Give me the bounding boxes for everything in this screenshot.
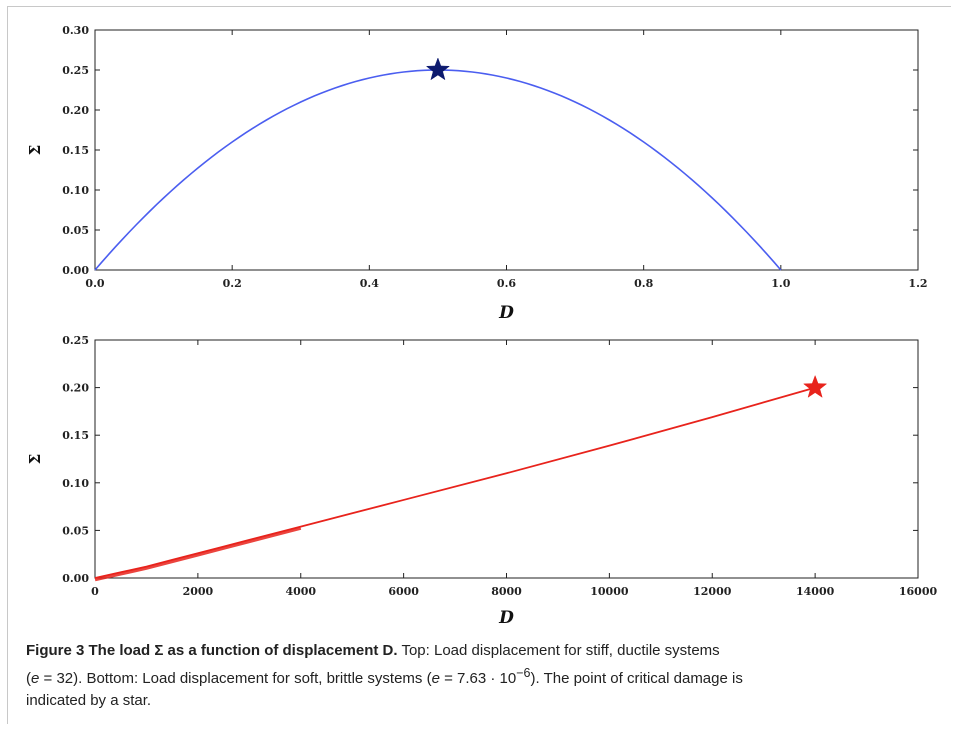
y-tick-label: 0.00 [62, 572, 89, 585]
caption-line2d: ). The point of critical damage is [530, 670, 743, 687]
x-tick-label: 4000 [285, 585, 316, 598]
caption-line1: Top: Load displacement for stiff, ductil… [397, 642, 720, 659]
y-tick-label: 0.15 [62, 429, 89, 442]
x-tick-label: 16000 [899, 585, 938, 598]
y-axis-label: Σ [26, 454, 44, 465]
y-tick-label: 0.20 [62, 104, 89, 117]
x-tick-label: 1.0 [771, 277, 790, 290]
y-tick-label: 0.30 [62, 24, 89, 37]
x-tick-label: 0.8 [634, 277, 653, 290]
caption-line2c: = 7.63 · 10 [439, 670, 517, 687]
critical-damage-star [803, 374, 828, 398]
x-tick-label: 0.6 [497, 277, 516, 290]
series-line [94, 69, 782, 271]
x-tick-label: 2000 [183, 585, 214, 598]
y-tick-label: 0.25 [62, 334, 89, 347]
x-tick-label: 6000 [388, 585, 419, 598]
plot-frame [94, 29, 919, 271]
caption-title: Figure 3 The load Σ as a function of dis… [26, 642, 398, 659]
caption-var-e1: e [31, 670, 40, 687]
series-band [94, 526, 302, 582]
plot-frame [94, 339, 919, 579]
figure-frame [7, 6, 951, 724]
y-tick-label: 0.05 [62, 224, 89, 237]
x-tick-label: 0.2 [223, 277, 242, 290]
critical-damage-star [425, 57, 451, 81]
y-axis-label: Σ [26, 145, 44, 156]
caption-line2b: = 32). Bottom: Load displacement for sof… [39, 670, 432, 687]
chart-top: 0.0 0.2 0.4 0.6 0.8 1.0 1.2 0.00 0.05 0.10 0.15 0.2… [26, 24, 928, 323]
y-tick-label: 0.20 [62, 382, 89, 395]
x-tick-label: 14000 [796, 585, 835, 598]
y-tick-label: 0.10 [62, 477, 89, 490]
y-tick-label: 0.00 [62, 264, 89, 277]
x-axis-label: D [498, 608, 514, 628]
x-tick-label: 8000 [491, 585, 522, 598]
figure: 0.0 0.2 0.4 0.6 0.8 1.0 1.2 0.00 0.05 0.10 0.15 0.2… [26, 24, 937, 628]
caption-exponent: −6 [516, 666, 531, 680]
y-tick-label: 0.25 [62, 64, 89, 77]
x-tick-label: 0.4 [360, 277, 379, 290]
series-line [94, 386, 816, 579]
y-tick-label: 0.10 [62, 184, 89, 197]
chart-bottom: 0 2000 4000 6000 8000 10000 12000 14000 16000 0.0… [26, 334, 937, 628]
caption-var-e2: e [431, 670, 440, 687]
x-axis-label: D [498, 303, 514, 323]
caption-line3: indicated by a star. [26, 692, 152, 709]
x-tick-label: 0 [91, 585, 99, 598]
caption-paren-open: ( [26, 670, 31, 687]
x-tick-label: 1.2 [908, 277, 927, 290]
x-tick-label: 12000 [693, 585, 732, 598]
x-tick-label: 0.0 [85, 277, 104, 290]
figure-caption: Figure 3 The load Σ as a function of dis… [26, 640, 941, 712]
y-tick-label: 0.15 [62, 144, 89, 157]
y-tick-label: 0.05 [62, 524, 89, 537]
x-tick-label: 10000 [590, 585, 629, 598]
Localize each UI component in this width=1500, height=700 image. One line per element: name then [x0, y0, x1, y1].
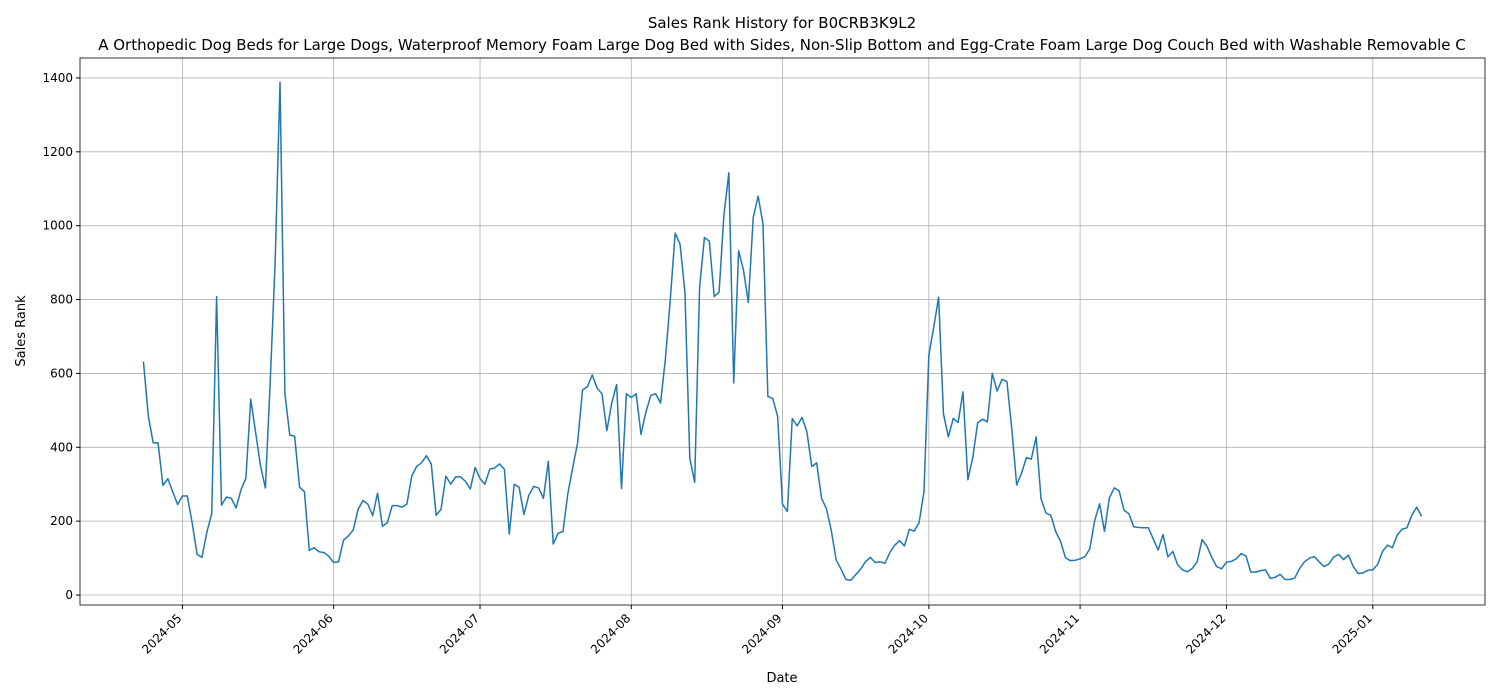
y-tick-label: 400: [50, 440, 73, 454]
y-tick-label: 0: [65, 588, 73, 602]
y-tick-label: 1200: [42, 145, 73, 159]
x-tick-label: 2024-07: [437, 611, 482, 656]
y-tick-label: 600: [50, 366, 73, 380]
y-axis-label: Sales Rank: [14, 295, 29, 367]
x-tick-label: 2024-09: [739, 611, 784, 656]
chart-subtitle: A Orthopedic Dog Beds for Large Dogs, Wa…: [98, 36, 1466, 54]
x-tick-label: 2024-10: [886, 611, 931, 656]
x-tick-label: 2025-01: [1330, 611, 1375, 656]
x-tick-label: 2024-11: [1037, 611, 1082, 656]
y-tick-label: 1400: [42, 71, 73, 85]
line-series: [142, 81, 1423, 581]
y-tick-label: 1000: [42, 219, 73, 233]
chart-title: Sales Rank History for B0CRB3K9L2: [648, 14, 916, 32]
plot-frame: [79, 57, 1486, 606]
y-tick-label: 800: [50, 293, 73, 307]
x-tick-label: 2024-08: [588, 611, 633, 656]
x-axis-label: Date: [766, 671, 797, 686]
x-tick-label: 2024-05: [139, 611, 184, 656]
x-tick-label: 2024-06: [290, 611, 335, 656]
y-tick-label: 200: [50, 514, 73, 528]
x-tick-label: 2024-12: [1183, 611, 1228, 656]
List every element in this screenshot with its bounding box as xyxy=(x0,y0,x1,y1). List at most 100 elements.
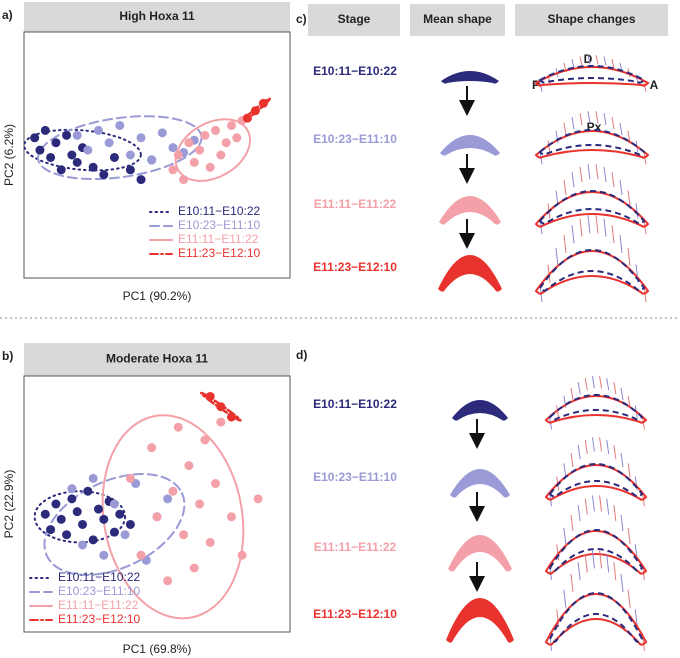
mean-shape xyxy=(441,71,499,84)
deformation-vector xyxy=(577,382,581,395)
point xyxy=(250,106,260,116)
landmark-label: P xyxy=(532,78,540,92)
point xyxy=(78,540,88,550)
point xyxy=(93,504,103,514)
deformation-vector xyxy=(620,387,624,401)
point xyxy=(40,509,50,519)
target-outline xyxy=(534,130,650,159)
column-header: Shape changes xyxy=(547,12,635,26)
target-outline xyxy=(534,66,650,87)
deformation-vector xyxy=(555,248,559,267)
point xyxy=(88,473,98,483)
panel-label: a) xyxy=(2,8,13,22)
deformation-vector xyxy=(627,190,631,206)
legend-label: E10:11−E10:22 xyxy=(58,570,141,584)
point xyxy=(168,486,178,496)
landmark-label: A xyxy=(650,78,659,92)
point xyxy=(242,113,252,123)
mean-shape xyxy=(440,135,500,156)
point xyxy=(226,120,236,130)
point xyxy=(152,512,162,522)
point xyxy=(62,530,72,540)
point xyxy=(221,138,231,148)
deformation-vector xyxy=(556,405,560,418)
deformation-vector xyxy=(587,111,591,124)
point xyxy=(56,165,66,175)
point xyxy=(67,150,77,160)
legend-label: E11:11−E11:22 xyxy=(58,598,139,612)
point xyxy=(253,494,263,504)
y-axis-label: PC2 (6.2%) xyxy=(2,124,16,186)
point xyxy=(40,125,50,135)
point xyxy=(72,130,82,140)
deformation-vector xyxy=(563,589,567,608)
point xyxy=(258,98,268,108)
deformation-vector xyxy=(619,234,623,254)
panel-label: c) xyxy=(296,12,307,26)
deformation-vector xyxy=(591,437,595,452)
point xyxy=(179,530,189,540)
deformation-vector xyxy=(627,527,631,545)
point xyxy=(109,152,119,162)
deformation-vector xyxy=(547,140,551,153)
deformation-vector xyxy=(595,55,599,65)
point xyxy=(195,499,205,509)
deformation-vector xyxy=(634,609,638,628)
point xyxy=(46,152,56,162)
legend-label: E10:11−E10:22 xyxy=(178,204,261,218)
point xyxy=(109,499,119,509)
point xyxy=(136,550,146,560)
target-outline xyxy=(544,464,648,501)
deformation-vector xyxy=(570,387,574,401)
deformation-vector xyxy=(587,164,591,180)
deformation-vector xyxy=(620,514,624,532)
mean-shape xyxy=(439,196,501,225)
deformation-vector xyxy=(620,452,624,468)
deformation-vector xyxy=(571,172,575,188)
deformation-vector xyxy=(579,113,583,126)
point xyxy=(83,486,93,496)
deformation-vector xyxy=(613,505,617,522)
point xyxy=(168,143,178,153)
point xyxy=(78,519,88,529)
deformation-vector xyxy=(591,376,595,389)
point xyxy=(179,175,189,185)
point xyxy=(72,507,82,517)
legend-label: E10:23−E11:10 xyxy=(178,218,261,232)
deformation-vector xyxy=(579,218,583,237)
deformation-vector xyxy=(584,554,588,573)
deformation-vector xyxy=(603,166,607,183)
point xyxy=(189,563,199,573)
column-header: Stage xyxy=(338,12,371,26)
deformation-vector xyxy=(556,609,560,628)
point xyxy=(99,514,109,524)
point xyxy=(30,133,40,143)
point xyxy=(136,175,146,185)
point xyxy=(51,138,61,148)
target-outline xyxy=(544,593,648,646)
deformation-vector xyxy=(570,514,574,532)
plot-frame xyxy=(23,375,291,633)
panel-label: d) xyxy=(296,348,307,362)
point xyxy=(216,402,226,412)
point xyxy=(147,155,157,165)
deformation-vector xyxy=(579,56,583,66)
reference-outline xyxy=(548,592,644,643)
point xyxy=(216,417,226,427)
deformation-vector xyxy=(571,58,575,69)
point xyxy=(125,473,135,483)
deformation-vector xyxy=(587,55,591,65)
deformation-vector xyxy=(627,589,631,608)
point xyxy=(120,530,130,540)
mean-shape xyxy=(450,469,510,498)
point xyxy=(205,391,215,401)
deformation-vector xyxy=(539,82,543,92)
reference-outline xyxy=(538,65,646,84)
point xyxy=(35,145,45,155)
deformation-vector xyxy=(606,439,610,455)
point xyxy=(46,525,56,535)
deformation-vector xyxy=(595,111,599,124)
target-outline xyxy=(544,530,648,575)
point xyxy=(211,125,221,135)
column-header: Mean shape xyxy=(423,12,492,26)
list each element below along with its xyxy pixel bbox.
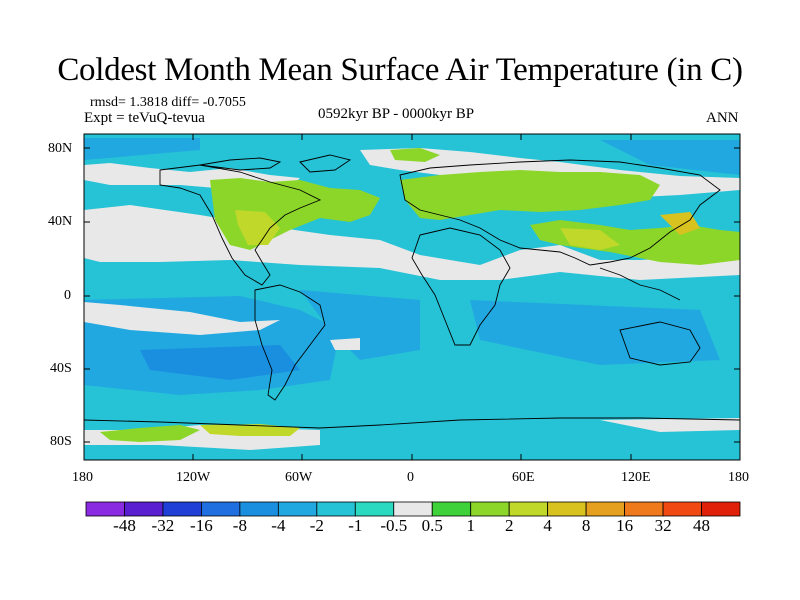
atlantic-cool-region	[300, 290, 420, 360]
experiment-label: Expt = teVuQ-tevua	[84, 110, 205, 126]
lon-tick-label: 120W	[176, 470, 211, 485]
lon-tick-label: 60E	[512, 470, 535, 485]
asia-warmer-region	[560, 228, 620, 250]
north-america-warmer-region	[235, 210, 280, 245]
lon-tick-label: 0	[407, 470, 414, 485]
lon-tick-label: 180	[72, 470, 93, 485]
lat-tick-label: 80S	[50, 434, 72, 449]
colorbar-label: 4	[543, 516, 552, 535]
colorbar-label: -48	[113, 516, 136, 535]
japan-warm-region	[660, 212, 700, 235]
colorbar-label: 48	[693, 516, 710, 535]
arctic-cool-region	[600, 140, 740, 175]
neutral-patch	[84, 302, 280, 335]
colorbar-label: 2	[504, 516, 514, 535]
arctic-cool-region	[84, 138, 200, 160]
colorbar-box	[201, 501, 241, 517]
colorbar-label: -16	[190, 516, 213, 535]
south-pacific-cold-region	[140, 345, 300, 380]
neutral-patch	[600, 418, 740, 432]
colorbar-box	[585, 501, 625, 517]
colorbar-box	[701, 501, 741, 517]
colorbar-box	[470, 501, 510, 517]
north-atlantic-warm-region	[390, 148, 440, 162]
colorbar-box	[662, 501, 702, 517]
colorbar-box	[316, 501, 356, 517]
colorbar-label: 32	[654, 516, 672, 535]
colorbar-box	[162, 501, 202, 517]
lon-tick-label: 60W	[285, 470, 313, 485]
map-title: Coldest Month Mean Surface Air Temperatu…	[57, 52, 743, 88]
temperature-field	[84, 134, 740, 460]
colorbar-label: -0.5	[380, 516, 408, 535]
colorbar-label: -8	[232, 516, 247, 535]
season-label: ANN	[706, 110, 739, 126]
stats-label: rmsd= 1.3818 diff= -0.7055	[90, 95, 246, 110]
colorbar-box	[124, 501, 164, 517]
axis-ticks	[84, 134, 740, 460]
colorbar-box	[431, 501, 472, 517]
colorbar-label: 16	[616, 516, 634, 535]
colorbar-box	[239, 501, 279, 517]
colorbar-box	[624, 501, 664, 517]
neutral-patch	[330, 338, 360, 350]
eurasia-warm-region	[400, 170, 660, 220]
antarctic-warm-region	[100, 425, 200, 442]
colorbar-box	[85, 501, 125, 517]
indian-cool-region	[470, 300, 720, 365]
colorbar-label: -1	[348, 516, 363, 535]
lon-tick-label: 180	[728, 470, 749, 485]
colorbar-box	[354, 501, 395, 517]
colorbar-box	[277, 501, 318, 517]
colorbar-label: 8	[581, 516, 591, 535]
colorbar-label: -32	[151, 516, 175, 535]
lat-tick-label: 80N	[48, 141, 73, 156]
antarctic-warmer-region	[200, 424, 300, 436]
lat-tick-label: 0	[64, 288, 71, 303]
lat-tick-label: 40N	[48, 214, 73, 229]
lat-tick-label: 40S	[50, 361, 72, 376]
coastlines	[84, 154, 740, 429]
colorbar-label: 0.5	[421, 516, 443, 535]
colorbar-label: -2	[309, 516, 324, 535]
period-label: 0592kyr BP - 0000kyr BP	[318, 106, 475, 122]
lon-tick-label: 120E	[621, 470, 651, 485]
colorbar-box	[508, 501, 549, 517]
colorbar-label: 1	[466, 516, 475, 535]
colorbar-box	[393, 501, 433, 517]
colorbar-box	[547, 501, 587, 517]
colorbar-label: -4	[271, 516, 286, 535]
colorbar	[85, 501, 741, 517]
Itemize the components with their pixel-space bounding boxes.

☆ ☆ ☆ ☆ ☆

Copy the part of the listing that starts with the line containing "y-tick-label: 0.00 [62, 572, 89, 585]" and ends with the line containing "x-tick-label: 16000 [899, 585, 938, 598]", keeping both of those lines.

y-tick-label: 0.00 [62, 572, 89, 585]
caption-line2d: ). The point of critical damage is [530, 670, 743, 687]
x-tick-label: 4000 [285, 585, 316, 598]
caption-line1: Top: Load displacement for stiff, ductil… [397, 642, 720, 659]
y-tick-label: 0.15 [62, 429, 89, 442]
x-tick-label: 16000 [899, 585, 938, 598]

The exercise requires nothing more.